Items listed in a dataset
-- Start --
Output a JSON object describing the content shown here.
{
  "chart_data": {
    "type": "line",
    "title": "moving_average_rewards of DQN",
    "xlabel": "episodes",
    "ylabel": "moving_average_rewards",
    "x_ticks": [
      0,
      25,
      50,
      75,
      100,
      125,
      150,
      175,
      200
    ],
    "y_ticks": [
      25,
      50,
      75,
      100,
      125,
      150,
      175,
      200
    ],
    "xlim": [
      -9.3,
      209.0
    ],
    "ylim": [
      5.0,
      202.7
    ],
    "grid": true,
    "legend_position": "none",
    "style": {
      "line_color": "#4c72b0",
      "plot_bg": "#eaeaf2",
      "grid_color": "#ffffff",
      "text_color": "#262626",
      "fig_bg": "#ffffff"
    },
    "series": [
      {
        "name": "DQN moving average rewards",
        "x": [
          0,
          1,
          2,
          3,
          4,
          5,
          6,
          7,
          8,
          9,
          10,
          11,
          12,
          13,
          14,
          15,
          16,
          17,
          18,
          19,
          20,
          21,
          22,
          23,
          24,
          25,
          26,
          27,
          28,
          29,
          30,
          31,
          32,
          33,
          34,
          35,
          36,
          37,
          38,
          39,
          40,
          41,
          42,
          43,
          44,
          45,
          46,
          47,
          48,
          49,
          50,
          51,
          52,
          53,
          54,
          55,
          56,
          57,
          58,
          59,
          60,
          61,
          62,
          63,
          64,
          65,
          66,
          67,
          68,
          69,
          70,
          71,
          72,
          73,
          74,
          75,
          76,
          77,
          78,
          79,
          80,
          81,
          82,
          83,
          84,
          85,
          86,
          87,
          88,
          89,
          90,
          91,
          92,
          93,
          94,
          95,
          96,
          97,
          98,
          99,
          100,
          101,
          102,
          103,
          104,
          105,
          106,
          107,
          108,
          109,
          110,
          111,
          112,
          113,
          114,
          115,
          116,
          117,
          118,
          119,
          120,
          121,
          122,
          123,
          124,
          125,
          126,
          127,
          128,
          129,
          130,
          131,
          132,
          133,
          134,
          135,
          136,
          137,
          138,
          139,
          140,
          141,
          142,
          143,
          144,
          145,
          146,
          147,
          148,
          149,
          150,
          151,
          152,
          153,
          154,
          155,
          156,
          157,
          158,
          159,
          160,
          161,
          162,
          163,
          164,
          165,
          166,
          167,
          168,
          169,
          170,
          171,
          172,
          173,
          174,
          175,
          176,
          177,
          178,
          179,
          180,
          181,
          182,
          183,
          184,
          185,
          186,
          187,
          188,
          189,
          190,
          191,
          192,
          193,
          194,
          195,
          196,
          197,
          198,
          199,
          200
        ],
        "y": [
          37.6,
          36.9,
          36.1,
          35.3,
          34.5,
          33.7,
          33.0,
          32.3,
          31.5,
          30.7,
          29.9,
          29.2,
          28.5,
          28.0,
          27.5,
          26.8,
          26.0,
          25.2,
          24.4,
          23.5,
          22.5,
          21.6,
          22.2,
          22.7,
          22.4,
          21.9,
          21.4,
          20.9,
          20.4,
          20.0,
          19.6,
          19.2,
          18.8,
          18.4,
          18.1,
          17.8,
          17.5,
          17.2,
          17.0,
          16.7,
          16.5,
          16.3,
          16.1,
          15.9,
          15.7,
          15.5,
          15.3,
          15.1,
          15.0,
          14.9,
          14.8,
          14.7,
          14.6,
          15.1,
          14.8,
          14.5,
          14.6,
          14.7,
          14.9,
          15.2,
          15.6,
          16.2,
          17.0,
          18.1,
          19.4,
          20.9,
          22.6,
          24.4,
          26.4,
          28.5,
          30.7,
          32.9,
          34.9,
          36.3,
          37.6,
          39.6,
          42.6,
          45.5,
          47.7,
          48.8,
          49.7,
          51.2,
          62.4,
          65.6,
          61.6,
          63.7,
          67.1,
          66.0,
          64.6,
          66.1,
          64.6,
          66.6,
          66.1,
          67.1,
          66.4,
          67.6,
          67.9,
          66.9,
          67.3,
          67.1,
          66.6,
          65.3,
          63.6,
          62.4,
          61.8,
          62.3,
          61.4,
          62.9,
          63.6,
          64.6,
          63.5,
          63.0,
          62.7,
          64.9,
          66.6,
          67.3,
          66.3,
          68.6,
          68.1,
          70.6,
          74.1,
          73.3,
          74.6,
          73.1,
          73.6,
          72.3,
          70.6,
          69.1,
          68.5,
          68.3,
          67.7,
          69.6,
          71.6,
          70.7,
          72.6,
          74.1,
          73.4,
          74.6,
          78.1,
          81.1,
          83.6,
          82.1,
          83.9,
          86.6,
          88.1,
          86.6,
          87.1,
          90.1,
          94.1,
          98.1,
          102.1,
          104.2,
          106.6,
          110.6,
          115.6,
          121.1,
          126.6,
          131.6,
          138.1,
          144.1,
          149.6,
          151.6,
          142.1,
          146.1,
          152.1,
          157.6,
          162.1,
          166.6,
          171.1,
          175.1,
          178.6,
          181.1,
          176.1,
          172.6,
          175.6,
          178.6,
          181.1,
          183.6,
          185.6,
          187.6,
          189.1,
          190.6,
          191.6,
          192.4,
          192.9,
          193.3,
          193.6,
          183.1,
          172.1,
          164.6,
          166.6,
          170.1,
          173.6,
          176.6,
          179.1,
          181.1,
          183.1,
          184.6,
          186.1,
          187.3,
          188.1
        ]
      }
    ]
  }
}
-- End --
▶ _REQUEST_
Nothing should be left out: return all of the records exactly.

▶ _RESULT OF THIS EXERCISE_
Output a JSON object describing the content shown here.
{
  "chart_data": {
    "type": "line",
    "title": "moving_average_rewards of DQN",
    "xlabel": "episodes",
    "ylabel": "moving_average_rewards",
    "x_ticks": [
      0,
      25,
      50,
      75,
      100,
      125,
      150,
      175,
      200
    ],
    "y_ticks": [
      25,
      50,
      75,
      100,
      125,
      150,
      175,
      200
    ],
    "xlim": [
      -9.3,
      209.0
    ],
    "ylim": [
      5.0,
      202.7
    ],
    "grid": true,
    "legend_position": "none",
    "style": {
      "line_color": "#4c72b0",
      "plot_bg": "#eaeaf2",
      "grid_color": "#ffffff",
      "text_color": "#262626",
      "fig_bg": "#ffffff"
    },
    "series": [
      {
        "name": "DQN moving average rewards",
        "x": [
          0,
          1,
          2,
          3,
          4,
          5,
          6,
          7,
          8,
          9,
          10,
          11,
          12,
          13,
          14,
          15,
          16,
          17,
          18,
          19,
          20,
          21,
          22,
          23,
          24,
          25,
          26,
          27,
          28,
          29,
          30,
          31,
          32,
          33,
          34,
          35,
          36,
          37,
          38,
          39,
          40,
          41,
          42,
          43,
          44,
          45,
          46,
          47,
          48,
          49,
          50,
          51,
          52,
          53,
          54,
          55,
          56,
          57,
          58,
          59,
          60,
          61,
          62,
          63,
          64,
          65,
          66,
          67,
          68,
          69,
          70,
          71,
          72,
          73,
          74,
          75,
          76,
          77,
          78,
          79,
          80,
          81,
          82,
          83,
          84,
          85,
          86,
          87,
          88,
          89,
          90,
          91,
          92,
          93,
          94,
          95,
          96,
          97,
          98,
          99,
          100,
          101,
          102,
          103,
          104,
          105,
          106,
          107,
          108,
          109,
          110,
          111,
          112,
          113,
          114,
          115,
          116,
          117,
          118,
          119,
          120,
          121,
          122,
          123,
          124,
          125,
          126,
          127,
          128,
          129,
          130,
          131,
          132,
          133,
          134,
          135,
          136,
          137,
          138,
          139,
          140,
          141,
          142,
          143,
          144,
          145,
          146,
          147,
          148,
          149,
          150,
          151,
          152,
          153,
          154,
          155,
          156,
          157,
          158,
          159,
          160,
          161,
          162,
          163,
          164,
          165,
          166,
          167,
          168,
          169,
          170,
          171,
          172,
          173,
          174,
          175,
          176,
          177,
          178,
          179,
          180,
          181,
          182,
          183,
          184,
          185,
          186,
          187,
          188,
          189,
          190,
          191,
          192,
          193,
          194,
          195,
          196,
          197,
          198,
          199,
          200
        ],
        "y": [
          37.6,
          36.9,
          36.1,
          35.3,
          34.5,
          33.7,
          33.0,
          32.3,
          31.5,
          30.7,
          29.9,
          29.2,
          28.5,
          28.0,
          27.5,
          26.8,
          26.0,
          25.2,
          24.4,
          23.5,
          22.5,
          21.6,
          22.2,
          22.7,
          22.4,
          21.9,
          21.4,
          20.9,
          20.4,
          20.0,
          19.6,
          19.2,
          18.8,
          18.4,
          18.1,
          17.8,
          17.5,
          17.2,
          17.0,
          16.7,
          16.5,
          16.3,
          16.1,
          15.9,
          15.7,
          15.5,
          15.3,
          15.1,
          15.0,
          14.9,
          14.8,
          14.7,
          14.6,
          15.1,
          14.8,
          14.5,
          14.6,
          14.7,
          14.9,
          15.2,
          15.6,
          16.2,
          17.0,
          18.1,
          19.4,
          20.9,
          22.6,
          24.4,
          26.4,
          28.5,
          30.7,
          32.9,
          34.9,
          36.3,
          37.6,
          39.6,
          42.6,
          45.5,
          47.7,
          48.8,
          49.7,
          51.2,
          62.4,
          65.6,
          61.6,
          63.7,
          67.1,
          66.0,
          64.6,
          66.1,
          64.6,
          66.6,
          66.1,
          67.1,
          66.4,
          67.6,
          67.9,
          66.9,
          67.3,
          67.1,
          66.6,
          65.3,
          63.6,
          62.4,
          61.8,
          62.3,
          61.4,
          62.9,
          63.6,
          64.6,
          63.5,
          63.0,
          62.7,
          64.9,
          66.6,
          67.3,
          66.3,
          68.6,
          68.1,
          70.6,
          74.1,
          73.3,
          74.6,
          73.1,
          73.6,
          72.3,
          70.6,
          69.1,
          68.5,
          68.3,
          67.7,
          69.6,
          71.6,
          70.7,
          72.6,
          74.1,
          73.4,
          74.6,
          78.1,
          81.1,
          83.6,
          82.1,
          83.9,
          86.6,
          88.1,
          86.6,
          87.1,
          90.1,
          94.1,
          98.1,
          102.1,
          104.2,
          106.6,
          110.6,
          115.6,
          121.1,
          126.6,
          131.6,
          138.1,
          144.1,
          149.6,
          151.6,
          142.1,
          146.1,
          152.1,
          157.6,
          162.1,
          166.6,
          171.1,
          175.1,
          178.6,
          181.1,
          176.1,
          172.6,
          175.6,
          178.6,
          181.1,
          183.6,
          185.6,
          187.6,
          189.1,
          190.6,
          191.6,
          192.4,
          192.9,
          193.3,
          193.6,
          183.1,
          172.1,
          164.6,
          166.6,
          170.1,
          173.6,
          176.6,
          179.1,
          181.1,
          183.1,
          184.6,
          186.1,
          187.3,
          188.1
        ]
      }
    ]
  }
}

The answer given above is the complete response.